Challenge: Read through the data and count the lines that contain the string "this"; give only the result.

Data shown:

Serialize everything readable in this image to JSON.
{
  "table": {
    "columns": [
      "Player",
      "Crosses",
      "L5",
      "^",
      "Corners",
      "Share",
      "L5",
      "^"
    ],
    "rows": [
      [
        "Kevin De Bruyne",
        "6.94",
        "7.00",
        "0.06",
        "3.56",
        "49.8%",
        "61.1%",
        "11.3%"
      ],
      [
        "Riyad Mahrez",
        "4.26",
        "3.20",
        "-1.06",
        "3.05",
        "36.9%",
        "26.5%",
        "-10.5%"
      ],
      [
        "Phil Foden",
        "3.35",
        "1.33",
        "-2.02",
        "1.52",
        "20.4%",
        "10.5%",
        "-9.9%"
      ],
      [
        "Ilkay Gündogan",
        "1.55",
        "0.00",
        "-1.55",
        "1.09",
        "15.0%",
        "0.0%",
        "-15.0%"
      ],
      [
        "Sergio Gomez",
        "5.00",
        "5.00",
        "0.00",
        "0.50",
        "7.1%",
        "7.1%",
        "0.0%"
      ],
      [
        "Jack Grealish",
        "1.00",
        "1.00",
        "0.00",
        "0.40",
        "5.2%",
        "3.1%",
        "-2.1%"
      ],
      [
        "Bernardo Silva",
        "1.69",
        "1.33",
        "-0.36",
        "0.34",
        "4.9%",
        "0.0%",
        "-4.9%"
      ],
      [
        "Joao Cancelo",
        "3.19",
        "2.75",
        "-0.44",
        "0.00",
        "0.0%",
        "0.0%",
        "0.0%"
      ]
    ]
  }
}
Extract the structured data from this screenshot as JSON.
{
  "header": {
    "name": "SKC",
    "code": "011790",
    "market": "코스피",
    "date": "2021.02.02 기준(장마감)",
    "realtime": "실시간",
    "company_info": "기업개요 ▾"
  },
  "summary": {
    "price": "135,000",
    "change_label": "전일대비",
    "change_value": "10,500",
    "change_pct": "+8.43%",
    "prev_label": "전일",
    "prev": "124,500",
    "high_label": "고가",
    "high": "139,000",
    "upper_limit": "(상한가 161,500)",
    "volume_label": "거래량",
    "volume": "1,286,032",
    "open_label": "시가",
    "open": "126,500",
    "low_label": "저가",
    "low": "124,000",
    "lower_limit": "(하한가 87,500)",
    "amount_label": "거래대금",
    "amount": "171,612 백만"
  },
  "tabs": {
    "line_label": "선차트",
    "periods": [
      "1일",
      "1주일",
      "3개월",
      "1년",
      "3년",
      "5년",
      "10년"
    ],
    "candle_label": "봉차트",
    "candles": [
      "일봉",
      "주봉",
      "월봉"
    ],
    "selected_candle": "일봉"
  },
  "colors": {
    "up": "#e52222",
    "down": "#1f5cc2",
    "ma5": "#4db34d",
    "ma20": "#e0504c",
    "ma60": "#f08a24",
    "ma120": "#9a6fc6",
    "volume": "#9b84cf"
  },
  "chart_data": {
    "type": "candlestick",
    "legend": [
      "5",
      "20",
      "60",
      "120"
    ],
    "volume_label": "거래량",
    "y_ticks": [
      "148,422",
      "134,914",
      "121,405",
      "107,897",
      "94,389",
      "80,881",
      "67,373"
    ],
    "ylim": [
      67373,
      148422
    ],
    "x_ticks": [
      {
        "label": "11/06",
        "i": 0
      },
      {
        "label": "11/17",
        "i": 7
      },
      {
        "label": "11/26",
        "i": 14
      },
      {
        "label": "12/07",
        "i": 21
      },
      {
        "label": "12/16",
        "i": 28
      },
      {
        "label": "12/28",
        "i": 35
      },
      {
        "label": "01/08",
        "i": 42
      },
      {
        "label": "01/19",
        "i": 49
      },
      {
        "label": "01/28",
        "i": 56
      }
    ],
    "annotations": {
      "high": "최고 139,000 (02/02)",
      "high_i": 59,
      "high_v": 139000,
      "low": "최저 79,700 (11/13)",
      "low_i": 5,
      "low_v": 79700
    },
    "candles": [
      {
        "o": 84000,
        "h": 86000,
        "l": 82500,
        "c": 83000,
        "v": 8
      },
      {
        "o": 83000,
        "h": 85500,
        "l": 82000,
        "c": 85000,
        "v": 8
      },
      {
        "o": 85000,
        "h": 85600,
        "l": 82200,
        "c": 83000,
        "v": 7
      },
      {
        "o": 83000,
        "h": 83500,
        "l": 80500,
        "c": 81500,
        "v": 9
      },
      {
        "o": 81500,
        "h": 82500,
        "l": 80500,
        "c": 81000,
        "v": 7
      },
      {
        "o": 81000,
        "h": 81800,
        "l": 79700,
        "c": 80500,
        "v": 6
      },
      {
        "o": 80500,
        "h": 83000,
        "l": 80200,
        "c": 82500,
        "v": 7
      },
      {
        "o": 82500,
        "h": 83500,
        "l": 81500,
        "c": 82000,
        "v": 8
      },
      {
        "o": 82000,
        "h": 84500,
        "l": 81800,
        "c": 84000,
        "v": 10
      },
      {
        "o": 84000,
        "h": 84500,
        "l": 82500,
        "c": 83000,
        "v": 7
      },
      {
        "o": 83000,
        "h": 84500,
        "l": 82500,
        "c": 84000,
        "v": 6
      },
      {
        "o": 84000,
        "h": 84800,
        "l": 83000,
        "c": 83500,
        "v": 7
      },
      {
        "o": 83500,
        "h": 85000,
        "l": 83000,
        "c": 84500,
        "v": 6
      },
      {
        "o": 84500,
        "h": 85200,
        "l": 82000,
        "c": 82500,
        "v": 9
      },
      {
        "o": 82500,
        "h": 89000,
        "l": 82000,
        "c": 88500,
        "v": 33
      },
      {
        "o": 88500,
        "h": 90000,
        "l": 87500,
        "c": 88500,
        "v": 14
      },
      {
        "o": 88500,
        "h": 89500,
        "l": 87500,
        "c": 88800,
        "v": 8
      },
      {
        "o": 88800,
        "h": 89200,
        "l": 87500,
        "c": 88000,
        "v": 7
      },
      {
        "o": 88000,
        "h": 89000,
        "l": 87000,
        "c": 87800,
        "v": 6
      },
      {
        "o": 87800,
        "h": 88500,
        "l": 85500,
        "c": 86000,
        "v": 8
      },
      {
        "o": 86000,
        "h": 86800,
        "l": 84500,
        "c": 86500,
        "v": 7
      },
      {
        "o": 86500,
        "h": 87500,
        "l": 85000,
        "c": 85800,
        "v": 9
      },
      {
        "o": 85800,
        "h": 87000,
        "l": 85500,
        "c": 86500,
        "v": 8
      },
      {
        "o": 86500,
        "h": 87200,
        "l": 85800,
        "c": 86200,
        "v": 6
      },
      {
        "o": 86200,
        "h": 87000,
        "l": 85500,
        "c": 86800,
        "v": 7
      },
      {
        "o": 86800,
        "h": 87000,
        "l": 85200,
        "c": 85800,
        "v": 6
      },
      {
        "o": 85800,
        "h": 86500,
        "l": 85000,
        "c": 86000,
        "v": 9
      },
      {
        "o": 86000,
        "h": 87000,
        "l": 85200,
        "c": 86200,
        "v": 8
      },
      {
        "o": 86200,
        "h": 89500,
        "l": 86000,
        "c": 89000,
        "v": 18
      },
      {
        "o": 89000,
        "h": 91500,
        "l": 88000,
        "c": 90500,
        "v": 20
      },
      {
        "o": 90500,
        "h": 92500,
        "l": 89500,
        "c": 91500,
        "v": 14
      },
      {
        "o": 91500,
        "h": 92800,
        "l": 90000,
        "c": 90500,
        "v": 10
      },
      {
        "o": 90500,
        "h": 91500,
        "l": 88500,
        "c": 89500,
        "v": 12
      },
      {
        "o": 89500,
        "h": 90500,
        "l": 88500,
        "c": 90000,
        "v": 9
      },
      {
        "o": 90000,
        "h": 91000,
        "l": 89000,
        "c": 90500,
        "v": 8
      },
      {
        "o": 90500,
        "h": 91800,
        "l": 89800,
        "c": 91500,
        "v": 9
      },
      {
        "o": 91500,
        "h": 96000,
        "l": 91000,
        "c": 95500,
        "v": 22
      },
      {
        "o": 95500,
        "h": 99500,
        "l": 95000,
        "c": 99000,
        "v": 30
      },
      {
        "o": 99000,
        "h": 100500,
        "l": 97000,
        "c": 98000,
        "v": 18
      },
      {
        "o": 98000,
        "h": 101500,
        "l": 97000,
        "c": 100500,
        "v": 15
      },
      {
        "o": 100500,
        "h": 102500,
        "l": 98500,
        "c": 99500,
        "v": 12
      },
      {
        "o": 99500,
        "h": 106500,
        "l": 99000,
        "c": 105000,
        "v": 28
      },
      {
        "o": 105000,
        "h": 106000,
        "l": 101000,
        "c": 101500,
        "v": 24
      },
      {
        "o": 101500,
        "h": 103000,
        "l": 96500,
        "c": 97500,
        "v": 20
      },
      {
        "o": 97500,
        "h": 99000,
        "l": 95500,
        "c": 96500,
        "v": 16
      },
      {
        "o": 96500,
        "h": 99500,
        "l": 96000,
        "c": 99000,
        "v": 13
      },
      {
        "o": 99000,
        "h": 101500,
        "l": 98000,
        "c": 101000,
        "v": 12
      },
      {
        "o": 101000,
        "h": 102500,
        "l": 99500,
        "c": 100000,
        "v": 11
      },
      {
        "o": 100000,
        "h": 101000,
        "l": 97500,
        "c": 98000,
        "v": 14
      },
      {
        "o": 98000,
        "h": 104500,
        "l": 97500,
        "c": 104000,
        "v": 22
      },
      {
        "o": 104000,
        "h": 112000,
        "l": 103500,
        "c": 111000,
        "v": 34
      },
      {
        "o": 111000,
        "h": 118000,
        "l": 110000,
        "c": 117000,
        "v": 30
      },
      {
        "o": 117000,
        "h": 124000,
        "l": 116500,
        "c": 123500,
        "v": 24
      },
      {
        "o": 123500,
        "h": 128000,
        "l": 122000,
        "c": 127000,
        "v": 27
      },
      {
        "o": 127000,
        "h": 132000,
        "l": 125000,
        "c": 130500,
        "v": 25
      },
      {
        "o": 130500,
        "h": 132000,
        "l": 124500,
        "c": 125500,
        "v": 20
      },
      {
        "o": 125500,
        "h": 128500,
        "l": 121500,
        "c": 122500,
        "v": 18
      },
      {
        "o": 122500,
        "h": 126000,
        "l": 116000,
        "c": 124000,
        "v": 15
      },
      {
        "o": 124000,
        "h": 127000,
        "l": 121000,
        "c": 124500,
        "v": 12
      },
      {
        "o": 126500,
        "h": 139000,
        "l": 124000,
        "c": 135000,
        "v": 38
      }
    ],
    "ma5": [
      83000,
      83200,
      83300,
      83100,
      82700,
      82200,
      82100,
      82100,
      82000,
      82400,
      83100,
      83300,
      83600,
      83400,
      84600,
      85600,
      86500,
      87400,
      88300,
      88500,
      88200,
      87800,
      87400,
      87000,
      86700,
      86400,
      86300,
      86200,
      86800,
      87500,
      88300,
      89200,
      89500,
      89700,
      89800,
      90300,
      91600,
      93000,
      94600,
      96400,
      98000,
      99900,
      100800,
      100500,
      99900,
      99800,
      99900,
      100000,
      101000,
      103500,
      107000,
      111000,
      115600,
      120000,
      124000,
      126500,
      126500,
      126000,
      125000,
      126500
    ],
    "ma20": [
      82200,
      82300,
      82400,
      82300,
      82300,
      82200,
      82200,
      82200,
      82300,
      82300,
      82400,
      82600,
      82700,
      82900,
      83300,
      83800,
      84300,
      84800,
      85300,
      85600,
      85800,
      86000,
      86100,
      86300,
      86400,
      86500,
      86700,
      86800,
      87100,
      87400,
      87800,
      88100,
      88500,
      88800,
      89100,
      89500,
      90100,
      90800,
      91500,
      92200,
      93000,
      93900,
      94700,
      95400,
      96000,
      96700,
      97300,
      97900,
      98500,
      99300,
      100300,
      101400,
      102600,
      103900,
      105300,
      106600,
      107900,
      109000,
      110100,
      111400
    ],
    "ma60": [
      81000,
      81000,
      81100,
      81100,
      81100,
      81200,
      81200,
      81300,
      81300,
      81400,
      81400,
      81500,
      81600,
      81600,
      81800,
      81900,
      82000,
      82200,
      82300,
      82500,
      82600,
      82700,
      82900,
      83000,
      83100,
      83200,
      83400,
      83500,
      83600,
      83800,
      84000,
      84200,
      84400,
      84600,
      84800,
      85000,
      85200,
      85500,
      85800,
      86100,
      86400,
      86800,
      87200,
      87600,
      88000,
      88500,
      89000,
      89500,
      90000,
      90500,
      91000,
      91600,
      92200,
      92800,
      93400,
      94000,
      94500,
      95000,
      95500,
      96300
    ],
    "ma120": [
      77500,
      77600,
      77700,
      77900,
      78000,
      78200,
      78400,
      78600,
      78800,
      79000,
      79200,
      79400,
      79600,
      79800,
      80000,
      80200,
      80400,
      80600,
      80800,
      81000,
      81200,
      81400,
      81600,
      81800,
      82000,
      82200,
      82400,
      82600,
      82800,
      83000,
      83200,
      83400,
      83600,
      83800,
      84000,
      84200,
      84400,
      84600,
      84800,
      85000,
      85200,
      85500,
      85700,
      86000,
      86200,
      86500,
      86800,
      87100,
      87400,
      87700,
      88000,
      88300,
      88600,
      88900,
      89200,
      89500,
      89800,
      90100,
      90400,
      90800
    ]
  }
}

Answer to the problem: 2